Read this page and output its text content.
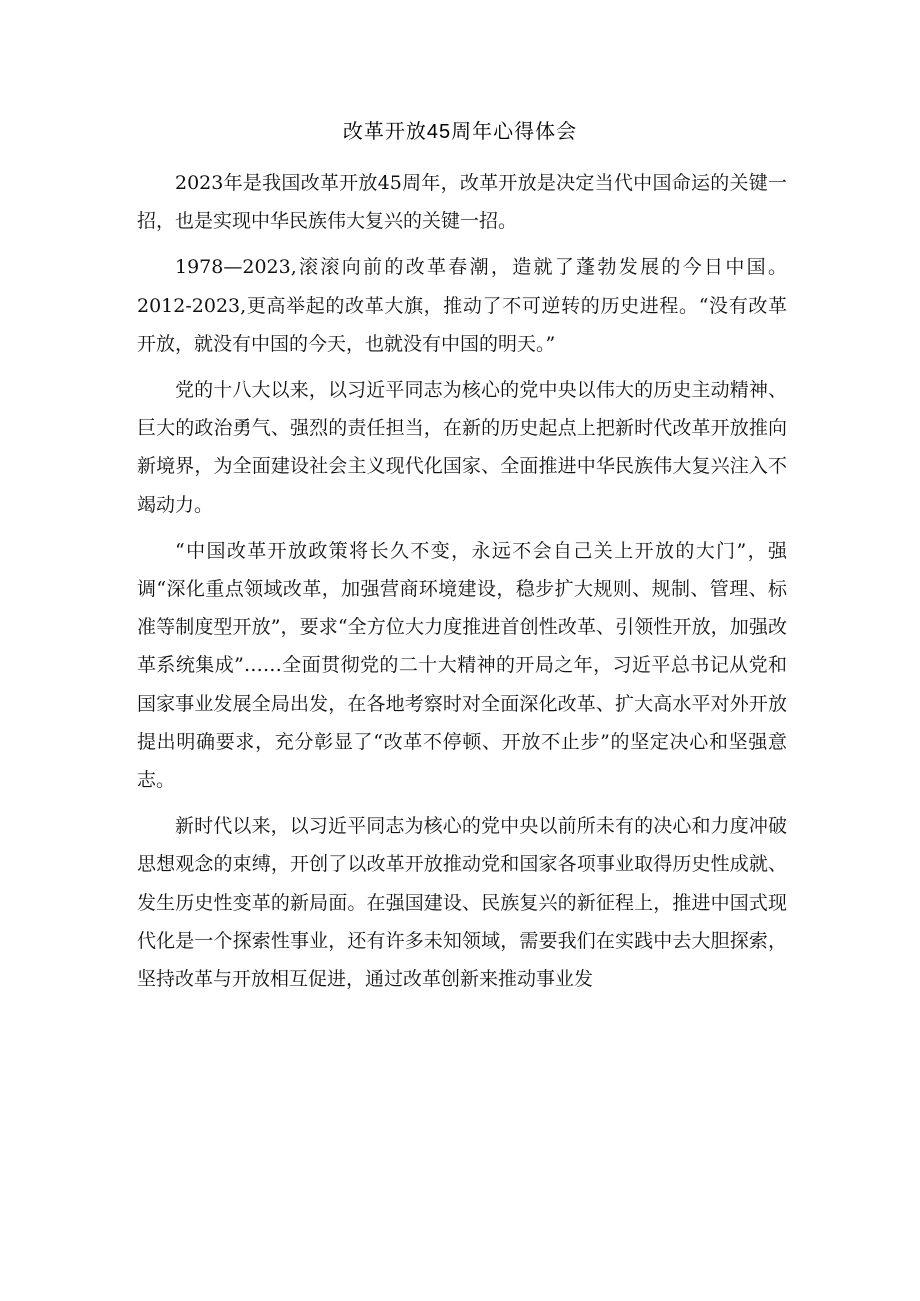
改革开放45周年心得体会

2023年是我国改革开放45周年，改革开放是决定当代中国命运的关键一招，也是实现中华民族伟大复兴的关键一招。

1978—2023,滚滚向前的改革春潮，造就了蓬勃发展的今日中国。2012-2023,更高举起的改革大旗，推动了不可逆转的历史进程。“没有改革开放，就没有中国的今天，也就没有中国的明天。”

党的十八大以来，以习近平同志为核心的党中央以伟大的历史主动精神、巨大的政治勇气、强烈的责任担当，在新的历史起点上把新时代改革开放推向新境界，为全面建设社会主义现代化国家、全面推进中华民族伟大复兴注入不竭动力。

“中国改革开放政策将长久不变，永远不会自己关上开放的大门”，强调“深化重点领域改革，加强营商环境建设，稳步扩大规则、规制、管理、标准等制度型开放”，要求“全方位大力度推进首创性改革、引领性开放，加强改革系统集成”……全面贯彻党的二十大精神的开局之年，习近平总书记从党和国家事业发展全局出发，在各地考察时对全面深化改革、扩大高水平对外开放提出明确要求，充分彰显了“改革不停顿、开放不止步”的坚定决心和坚强意志。

新时代以来，以习近平同志为核心的党中央以前所未有的决心和力度冲破思想观念的束缚，开创了以改革开放推动党和国家各项事业取得历史性成就、发生历史性变革的新局面。在强国建设、民族复兴的新征程上，推进中国式现代化是一个探索性事业，还有许多未知领域，需要我们在实践中去大胆探索，坚持改革与开放相互促进，通过改革创新来推动事业发
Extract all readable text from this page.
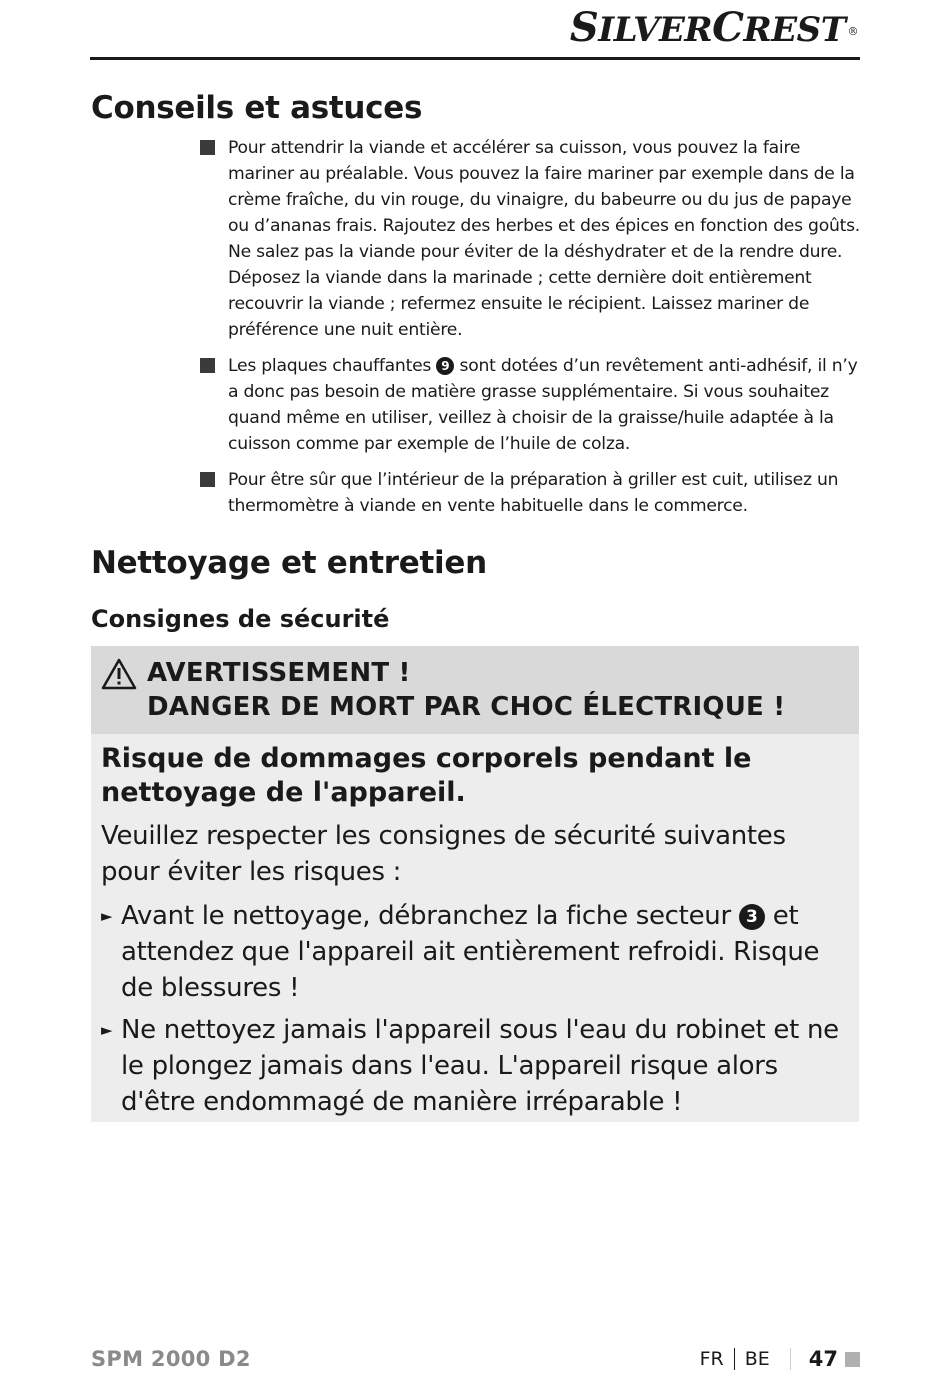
SILVERCREST ®
Conseils et astuces
Pour attendrir la viande et accélérer sa cuisson, vous pouvez la faire mariner au préalable. Vous pouvez la faire mariner par exemple dans de la crème fraîche, du vin rouge, du vinaigre, du babeurre ou du jus de papaye ou d’ananas frais. Rajoutez des herbes et des épices en fonction des goûts. Ne salez pas la viande pour éviter de la déshydrater et de la rendre dure. Déposez la viande dans la marinade ; cette dernière doit entièrement recouvrir la viande ; refermez ensuite le récipient. Laissez mariner de préférence une nuit entière.
Les plaques chauffantes 9 sont dotées d’un revêtement anti-adhésif, il n’y a donc pas besoin de matière grasse supplémentaire. Si vous souhaitez quand même en utiliser, veillez à choisir de la graisse/huile adaptée à la cuisson comme par exemple de l’huile de colza.
Pour être sûr que l’intérieur de la préparation à griller est cuit, utilisez un thermomètre à viande en vente habituelle dans le commerce.
Nettoyage et entretien
Consignes de sécurité
AVERTISSEMENT !
DANGER DE MORT PAR CHOC ÉLECTRIQUE !

Risque de dommages corporels pendant le nettoyage de l'appareil.

Veuillez respecter les consignes de sécurité suivantes pour éviter les risques :

► Avant le nettoyage, débranchez la fiche secteur 3 et attendez que l'appareil ait entièrement refroidi. Risque de blessures !
► Ne nettoyez jamais l'appareil sous l'eau du robinet et ne le plongez jamais dans l'eau. L'appareil risque alors d'être endommagé de manière irréparable !
SPM 2000 D2	FR BE 47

* WHAT THE TASK REQUIRES:
Your task is to collect every line above that contains the word "exemple".

* CORRECT ANSWER:
Pour attendrir la viande et accélérer sa cuisson, vous pouvez la faire mariner au préalable. Vous pouvez la faire mariner par exemple dans de la crème fraîche, du vin rouge, du vinaigre, du babeurre ou du jus de papaye ou d’ananas frais. Rajoutez des herbes et des épices en fonction des goûts. Ne salez pas la viande pour éviter de la déshydrater et de la rendre dure. Déposez la viande dans la marinade ; cette dernière doit entièrement recouvrir la viande ; refermez ensuite le récipient. Laissez mariner de préférence une nuit entière.
Les plaques chauffantes 9 sont dotées d’un revêtement anti-adhésif, il n’y a donc pas besoin de matière grasse supplémentaire. Si vous souhaitez quand même en utiliser, veillez à choisir de la graisse/huile adaptée à la cuisson comme par exemple de l’huile de colza.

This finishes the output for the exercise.